BRIEF: Without the pictures, copy the entries below word for word.
[start of INPUT ROWS]
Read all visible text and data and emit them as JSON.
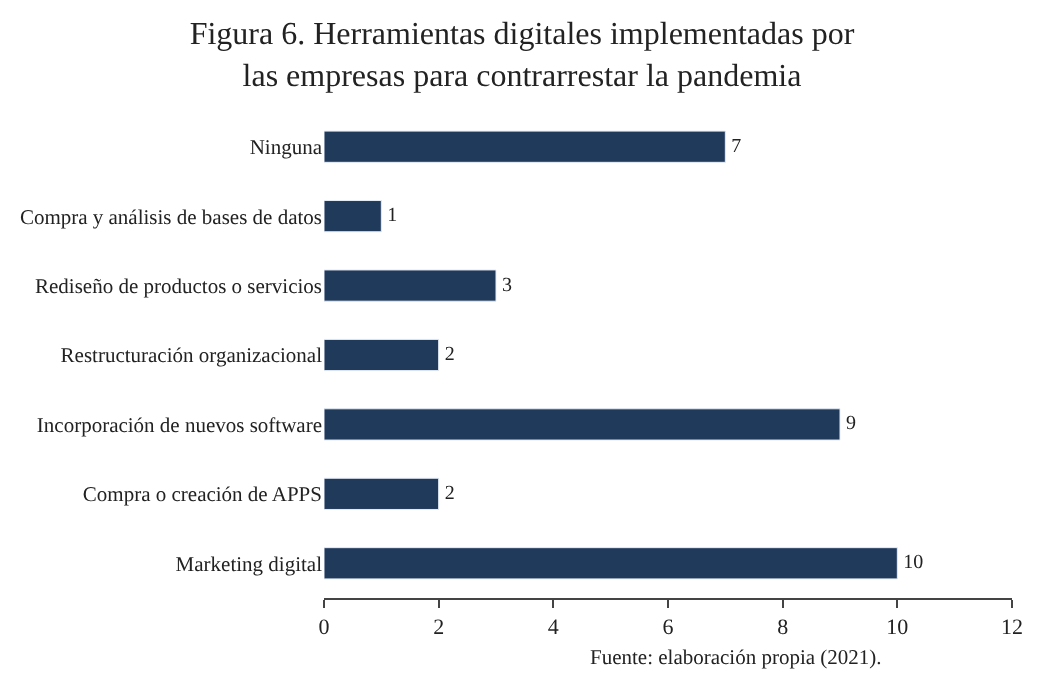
{
  "chart_data": {
    "type": "bar",
    "orientation": "horizontal",
    "title": "Figura 6. Herramientas digitales implementadas por\nlas empresas para contrarrestar la pandemia",
    "categories": [
      "Ninguna",
      "Compra y análisis de bases de datos",
      "Rediseño de productos o servicios",
      "Restructuración organizacional",
      "Incorporación de nuevos software",
      "Compra o creación de APPS",
      "Marketing digital"
    ],
    "values": [
      7,
      1,
      3,
      2,
      9,
      2,
      10
    ],
    "color": "#203a5c",
    "xlim": [
      0,
      12
    ],
    "xticks": [
      0,
      2,
      4,
      6,
      8,
      10,
      12
    ],
    "data_labels": true,
    "legend": false,
    "annotations": [
      "Fuente: elaboración propia (2021)."
    ]
  }
}
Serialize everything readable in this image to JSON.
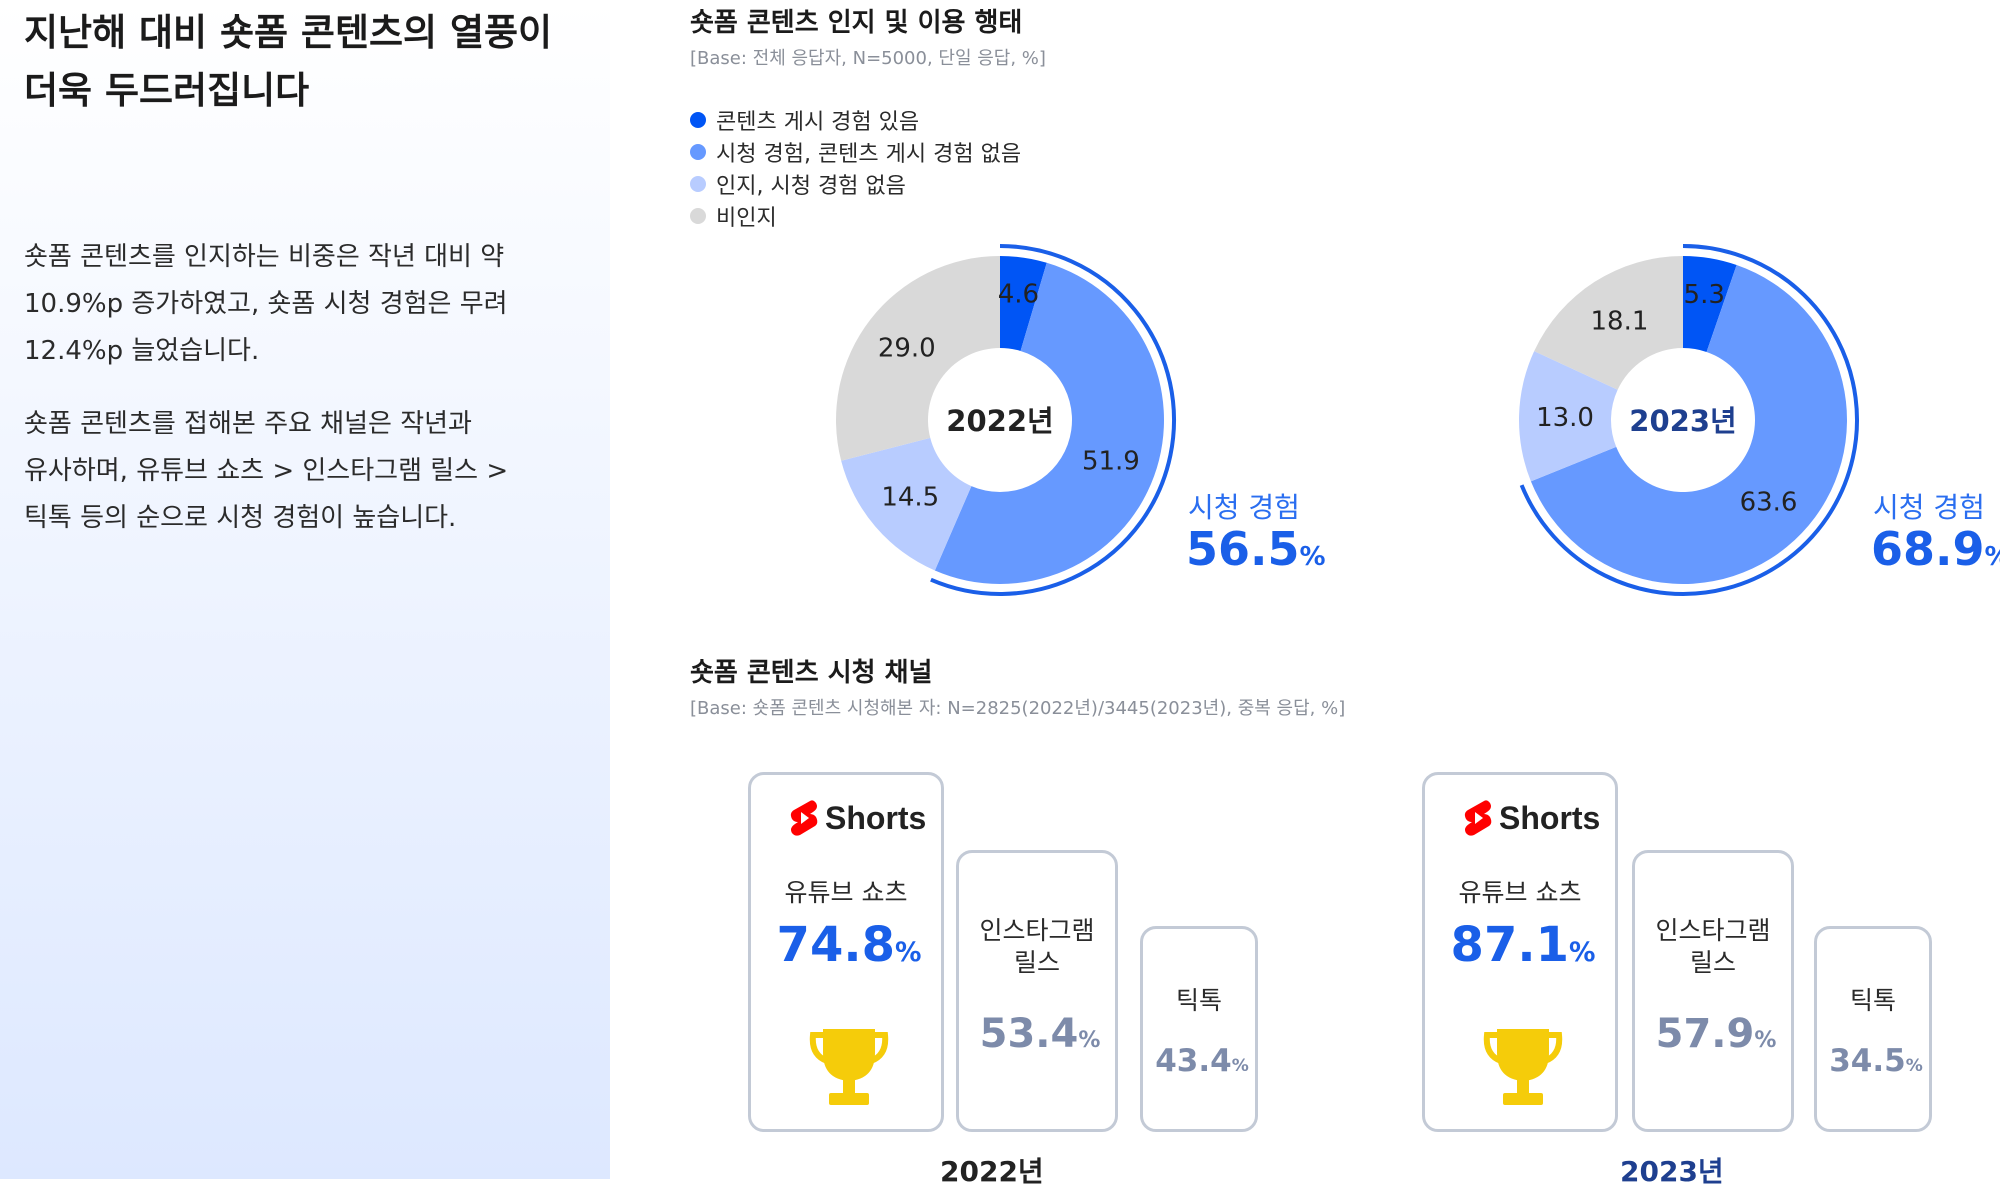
{
  "left": {
    "headline_line1": "지난해 대비 숏폼 콘텐츠의 열풍이",
    "headline_line2": "더욱 두드러집니다",
    "para1_lines": [
      "숏폼 콘텐츠를 인지하는 비중은 작년 대비 약",
      "10.9%p 증가하였고, 숏폼 시청 경험은 무려",
      "12.4%p 늘었습니다."
    ],
    "para2_lines": [
      "숏폼 콘텐츠를 접해본 주요 채널은 작년과",
      "유사하며, 유튜브 쇼츠 > 인스타그램 릴스 >",
      "틱톡 등의 순으로 시청 경험이 높습니다."
    ]
  },
  "section1": {
    "title": "숏폼 콘텐츠 인지 및 이용 행태",
    "base": "[Base: 전체 응답자, N=5000, 단일 응답, %]"
  },
  "section2": {
    "title": "숏폼 콘텐츠 시청 채널",
    "base": "[Base: 숏폼 콘텐츠 시청해본 자: N=2825(2022년)/3445(2023년), 중복 응답, %]"
  },
  "chart_data": [
    {
      "type": "pie",
      "center_label": "2022년",
      "categories": [
        "콘텐츠 게시 경험 있음",
        "시청 경험, 콘텐츠 게시 경험 없음",
        "인지, 시청 경험 없음",
        "비인지"
      ],
      "values": [
        4.6,
        51.9,
        14.5,
        29.0
      ],
      "value_labels": [
        "4.6",
        "51.9",
        "14.5",
        "29.0"
      ],
      "colors": [
        "#0055f5",
        "#6699ff",
        "#b8ccff",
        "#d9d9d9"
      ],
      "legend_position": "top-left",
      "annotation": {
        "label": "시청 경험",
        "value": "56.5",
        "unit": "%"
      }
    },
    {
      "type": "pie",
      "center_label": "2023년",
      "categories": [
        "콘텐츠 게시 경험 있음",
        "시청 경험, 콘텐츠 게시 경험 없음",
        "인지, 시청 경험 없음",
        "비인지"
      ],
      "values": [
        5.3,
        63.6,
        13.0,
        18.1
      ],
      "value_labels": [
        "5.3",
        "63.6",
        "13.0",
        "18.1"
      ],
      "colors": [
        "#0055f5",
        "#6699ff",
        "#b8ccff",
        "#d9d9d9"
      ],
      "annotation": {
        "label": "시청 경험",
        "value": "68.9",
        "unit": "%"
      }
    },
    {
      "type": "bar",
      "title": "2022년",
      "categories": [
        "유튜브 쇼츠",
        "인스타그램 릴스",
        "틱톡"
      ],
      "values": [
        74.8,
        53.4,
        43.4
      ]
    },
    {
      "type": "bar",
      "title": "2023년",
      "categories": [
        "유튜브 쇼츠",
        "인스타그램 릴스",
        "틱톡"
      ],
      "values": [
        87.1,
        57.9,
        34.5
      ]
    }
  ],
  "channels": {
    "shorts_logo_text": "Shorts",
    "unit": "%",
    "y2022": {
      "year_label": "2022년",
      "youtube": {
        "name": "유튜브 쇼츠",
        "value": "74.8"
      },
      "insta": {
        "name_line1": "인스타그램",
        "name_line2": "릴스",
        "value": "53.4"
      },
      "tiktok": {
        "name": "틱톡",
        "value": "43.4"
      }
    },
    "y2023": {
      "year_label": "2023년",
      "youtube": {
        "name": "유튜브 쇼츠",
        "value": "87.1"
      },
      "insta": {
        "name_line1": "인스타그램",
        "name_line2": "릴스",
        "value": "57.9"
      },
      "tiktok": {
        "name": "틱톡",
        "value": "34.5"
      }
    }
  },
  "colors": {
    "accent_blue": "#1a5fe8",
    "muted_value": "#7d8baa",
    "card_border": "#c3cad6",
    "shorts_red": "#ff0000",
    "trophy_gold": "#f5cc0a",
    "year_2023": "#1e3f8f"
  },
  "icons": [
    "youtube-shorts-icon",
    "trophy-icon"
  ]
}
[end of INPUT ROWS]
WRITTEN SOLUTION:
Read all visible text and data and emit them as JSON.
{
  "chart_data": {
    "type": "bar",
    "orientation": "horizontal",
    "title": "Figura 6. Herramientas digitales implementadas por\nlas empresas para contrarrestar la pandemia",
    "categories": [
      "Ninguna",
      "Compra y análisis de bases de datos",
      "Rediseño de productos o servicios",
      "Restructuración organizacional",
      "Incorporación de nuevos software",
      "Compra o creación de APPS",
      "Marketing digital"
    ],
    "values": [
      7,
      1,
      3,
      2,
      9,
      2,
      10
    ],
    "color": "#203a5c",
    "xlim": [
      0,
      12
    ],
    "xticks": [
      0,
      2,
      4,
      6,
      8,
      10,
      12
    ],
    "data_labels": true,
    "legend": false,
    "annotations": [
      "Fuente: elaboración propia (2021)."
    ]
  }
}
Serialize everything readable in this image to JSON.
{
  "left": {
    "headline_line1": "지난해 대비 숏폼 콘텐츠의 열풍이",
    "headline_line2": "더욱 두드러집니다",
    "para1_lines": [
      "숏폼 콘텐츠를 인지하는 비중은 작년 대비 약",
      "10.9%p 증가하였고, 숏폼 시청 경험은 무려",
      "12.4%p 늘었습니다."
    ],
    "para2_lines": [
      "숏폼 콘텐츠를 접해본 주요 채널은 작년과",
      "유사하며, 유튜브 쇼츠 > 인스타그램 릴스 >",
      "틱톡 등의 순으로 시청 경험이 높습니다."
    ]
  },
  "section1": {
    "title": "숏폼 콘텐츠 인지 및 이용 행태",
    "base": "[Base: 전체 응답자, N=5000, 단일 응답, %]"
  },
  "section2": {
    "title": "숏폼 콘텐츠 시청 채널",
    "base": "[Base: 숏폼 콘텐츠 시청해본 자: N=2825(2022년)/3445(2023년), 중복 응답, %]"
  },
  "chart_data": [
    {
      "type": "pie",
      "center_label": "2022년",
      "categories": [
        "콘텐츠 게시 경험 있음",
        "시청 경험, 콘텐츠 게시 경험 없음",
        "인지, 시청 경험 없음",
        "비인지"
      ],
      "values": [
        4.6,
        51.9,
        14.5,
        29.0
      ],
      "value_labels": [
        "4.6",
        "51.9",
        "14.5",
        "29.0"
      ],
      "colors": [
        "#0055f5",
        "#6699ff",
        "#b8ccff",
        "#d9d9d9"
      ],
      "legend_position": "top-left",
      "annotation": {
        "label": "시청 경험",
        "value": "56.5",
        "unit": "%"
      }
    },
    {
      "type": "pie",
      "center_label": "2023년",
      "categories": [
        "콘텐츠 게시 경험 있음",
        "시청 경험, 콘텐츠 게시 경험 없음",
        "인지, 시청 경험 없음",
        "비인지"
      ],
      "values": [
        5.3,
        63.6,
        13.0,
        18.1
      ],
      "value_labels": [
        "5.3",
        "63.6",
        "13.0",
        "18.1"
      ],
      "colors": [
        "#0055f5",
        "#6699ff",
        "#b8ccff",
        "#d9d9d9"
      ],
      "annotation": {
        "label": "시청 경험",
        "value": "68.9",
        "unit": "%"
      }
    },
    {
      "type": "bar",
      "title": "2022년",
      "categories": [
        "유튜브 쇼츠",
        "인스타그램 릴스",
        "틱톡"
      ],
      "values": [
        74.8,
        53.4,
        43.4
      ]
    },
    {
      "type": "bar",
      "title": "2023년",
      "categories": [
        "유튜브 쇼츠",
        "인스타그램 릴스",
        "틱톡"
      ],
      "values": [
        87.1,
        57.9,
        34.5
      ]
    }
  ],
  "channels": {
    "shorts_logo_text": "Shorts",
    "unit": "%",
    "y2022": {
      "year_label": "2022년",
      "youtube": {
        "name": "유튜브 쇼츠",
        "value": "74.8"
      },
      "insta": {
        "name_line1": "인스타그램",
        "name_line2": "릴스",
        "value": "53.4"
      },
      "tiktok": {
        "name": "틱톡",
        "value": "43.4"
      }
    },
    "y2023": {
      "year_label": "2023년",
      "youtube": {
        "name": "유튜브 쇼츠",
        "value": "87.1"
      },
      "insta": {
        "name_line1": "인스타그램",
        "name_line2": "릴스",
        "value": "57.9"
      },
      "tiktok": {
        "name": "틱톡",
        "value": "34.5"
      }
    }
  },
  "colors": {
    "accent_blue": "#1a5fe8",
    "muted_value": "#7d8baa",
    "card_border": "#c3cad6",
    "shorts_red": "#ff0000",
    "trophy_gold": "#f5cc0a",
    "year_2023": "#1e3f8f"
  },
  "icons": [
    "youtube-shorts-icon",
    "trophy-icon"
  ]
}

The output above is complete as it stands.